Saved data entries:
===============

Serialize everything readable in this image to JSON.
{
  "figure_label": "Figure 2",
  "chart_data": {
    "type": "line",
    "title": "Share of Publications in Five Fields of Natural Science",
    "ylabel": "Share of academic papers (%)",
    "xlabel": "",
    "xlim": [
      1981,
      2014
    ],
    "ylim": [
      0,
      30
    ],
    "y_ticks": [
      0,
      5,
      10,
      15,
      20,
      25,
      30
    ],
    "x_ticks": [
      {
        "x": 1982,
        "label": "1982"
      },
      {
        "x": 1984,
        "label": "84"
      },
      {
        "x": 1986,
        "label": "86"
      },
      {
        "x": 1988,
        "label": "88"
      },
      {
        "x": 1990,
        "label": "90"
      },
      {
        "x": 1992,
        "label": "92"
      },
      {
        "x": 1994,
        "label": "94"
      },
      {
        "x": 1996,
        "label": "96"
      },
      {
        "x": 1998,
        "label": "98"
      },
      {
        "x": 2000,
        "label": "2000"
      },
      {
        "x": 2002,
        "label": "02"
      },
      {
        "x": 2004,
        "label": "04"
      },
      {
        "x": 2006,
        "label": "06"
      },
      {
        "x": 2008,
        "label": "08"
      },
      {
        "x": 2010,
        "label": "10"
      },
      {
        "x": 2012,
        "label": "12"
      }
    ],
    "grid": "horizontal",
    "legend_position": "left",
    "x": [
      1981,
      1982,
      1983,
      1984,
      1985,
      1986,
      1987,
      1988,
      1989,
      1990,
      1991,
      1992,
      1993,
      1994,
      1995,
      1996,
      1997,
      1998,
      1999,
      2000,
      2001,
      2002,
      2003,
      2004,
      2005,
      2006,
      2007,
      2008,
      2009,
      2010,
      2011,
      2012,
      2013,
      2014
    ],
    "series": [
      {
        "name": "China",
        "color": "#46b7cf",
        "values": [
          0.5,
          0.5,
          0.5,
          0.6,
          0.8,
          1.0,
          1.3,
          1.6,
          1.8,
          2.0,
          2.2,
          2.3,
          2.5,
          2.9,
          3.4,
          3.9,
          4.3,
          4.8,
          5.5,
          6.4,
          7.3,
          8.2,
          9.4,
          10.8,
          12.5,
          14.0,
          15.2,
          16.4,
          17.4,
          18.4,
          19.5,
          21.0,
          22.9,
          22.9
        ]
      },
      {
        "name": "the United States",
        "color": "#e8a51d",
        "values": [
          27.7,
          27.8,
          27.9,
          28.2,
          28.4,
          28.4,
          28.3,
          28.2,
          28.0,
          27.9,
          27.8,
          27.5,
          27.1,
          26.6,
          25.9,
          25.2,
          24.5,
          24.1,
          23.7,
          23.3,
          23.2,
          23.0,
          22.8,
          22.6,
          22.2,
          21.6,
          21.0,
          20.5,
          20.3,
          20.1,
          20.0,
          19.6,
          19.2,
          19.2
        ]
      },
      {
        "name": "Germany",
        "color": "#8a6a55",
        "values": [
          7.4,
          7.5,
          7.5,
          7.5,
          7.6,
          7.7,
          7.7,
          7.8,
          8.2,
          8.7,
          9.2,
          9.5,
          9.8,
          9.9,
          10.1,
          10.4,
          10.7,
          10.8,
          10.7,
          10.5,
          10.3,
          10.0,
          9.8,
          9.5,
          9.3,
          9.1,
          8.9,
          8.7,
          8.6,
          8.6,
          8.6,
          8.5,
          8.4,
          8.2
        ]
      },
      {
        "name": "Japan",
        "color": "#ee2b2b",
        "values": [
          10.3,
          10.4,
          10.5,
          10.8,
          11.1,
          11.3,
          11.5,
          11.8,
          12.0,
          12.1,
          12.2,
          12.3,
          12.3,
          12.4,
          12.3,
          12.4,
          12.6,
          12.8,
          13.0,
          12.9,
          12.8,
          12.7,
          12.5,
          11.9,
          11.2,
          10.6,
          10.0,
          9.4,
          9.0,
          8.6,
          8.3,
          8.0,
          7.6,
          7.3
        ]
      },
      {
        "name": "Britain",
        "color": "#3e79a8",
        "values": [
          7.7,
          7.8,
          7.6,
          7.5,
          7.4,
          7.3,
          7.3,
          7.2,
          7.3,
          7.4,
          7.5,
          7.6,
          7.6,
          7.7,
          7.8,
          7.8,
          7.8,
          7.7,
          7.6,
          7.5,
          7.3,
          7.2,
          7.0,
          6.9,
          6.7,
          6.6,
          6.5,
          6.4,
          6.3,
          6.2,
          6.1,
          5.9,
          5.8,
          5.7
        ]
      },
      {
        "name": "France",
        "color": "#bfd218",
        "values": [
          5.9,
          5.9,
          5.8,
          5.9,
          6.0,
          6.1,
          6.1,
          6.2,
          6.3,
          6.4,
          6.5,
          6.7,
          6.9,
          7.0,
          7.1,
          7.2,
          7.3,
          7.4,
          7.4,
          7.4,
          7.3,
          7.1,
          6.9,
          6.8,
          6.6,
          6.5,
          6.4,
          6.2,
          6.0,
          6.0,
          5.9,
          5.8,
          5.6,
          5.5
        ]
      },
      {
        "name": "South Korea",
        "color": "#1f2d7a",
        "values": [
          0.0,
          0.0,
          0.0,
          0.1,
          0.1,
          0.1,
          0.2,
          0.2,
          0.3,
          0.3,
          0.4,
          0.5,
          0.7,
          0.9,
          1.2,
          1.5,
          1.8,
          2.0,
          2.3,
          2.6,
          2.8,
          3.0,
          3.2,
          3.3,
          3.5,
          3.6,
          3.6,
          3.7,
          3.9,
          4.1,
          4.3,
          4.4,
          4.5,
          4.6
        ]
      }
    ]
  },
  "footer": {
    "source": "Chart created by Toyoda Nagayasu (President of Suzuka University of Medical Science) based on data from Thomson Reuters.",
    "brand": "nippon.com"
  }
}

===============

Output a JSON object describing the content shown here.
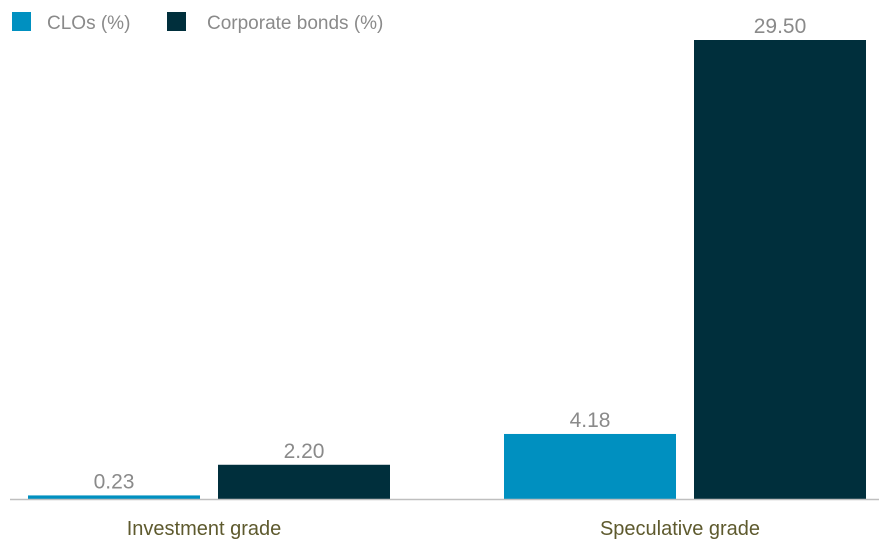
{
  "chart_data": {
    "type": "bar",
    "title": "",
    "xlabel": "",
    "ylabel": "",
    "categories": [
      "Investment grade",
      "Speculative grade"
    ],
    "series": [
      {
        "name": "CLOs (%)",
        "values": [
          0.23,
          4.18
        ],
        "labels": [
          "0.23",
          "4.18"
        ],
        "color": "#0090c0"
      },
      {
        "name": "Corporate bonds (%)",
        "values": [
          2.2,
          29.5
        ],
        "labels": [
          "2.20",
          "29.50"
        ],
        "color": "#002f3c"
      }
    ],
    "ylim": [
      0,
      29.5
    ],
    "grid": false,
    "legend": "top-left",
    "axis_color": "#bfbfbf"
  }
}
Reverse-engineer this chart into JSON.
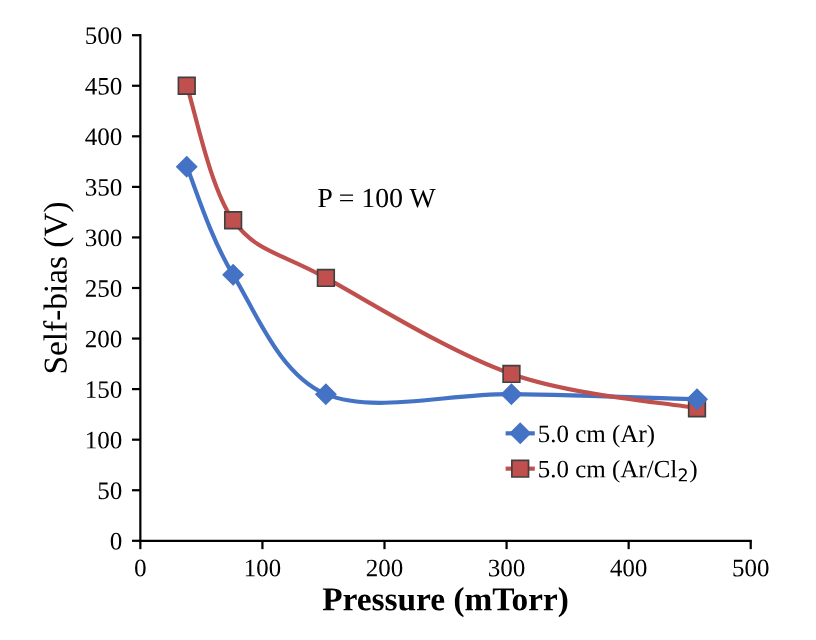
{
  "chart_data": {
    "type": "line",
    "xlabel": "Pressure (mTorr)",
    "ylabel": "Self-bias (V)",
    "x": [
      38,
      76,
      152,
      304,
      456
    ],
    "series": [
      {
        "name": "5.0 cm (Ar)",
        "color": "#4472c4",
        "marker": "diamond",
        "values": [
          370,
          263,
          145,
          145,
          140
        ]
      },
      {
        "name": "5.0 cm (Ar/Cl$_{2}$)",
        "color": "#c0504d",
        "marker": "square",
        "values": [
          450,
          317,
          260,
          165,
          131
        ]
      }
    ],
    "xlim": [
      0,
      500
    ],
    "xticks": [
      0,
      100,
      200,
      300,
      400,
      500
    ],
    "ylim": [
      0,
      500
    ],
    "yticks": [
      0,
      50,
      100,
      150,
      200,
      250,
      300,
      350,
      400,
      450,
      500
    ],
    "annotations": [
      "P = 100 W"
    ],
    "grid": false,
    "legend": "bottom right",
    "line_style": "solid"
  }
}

===============

What to work on. In the material above, show every line where the word "JSON" turns up.

Expected output.
Serialize everything readable in this image to JSON.
Output a JSON object describing the content shown here.
Reverse-engineer this chart into JSON.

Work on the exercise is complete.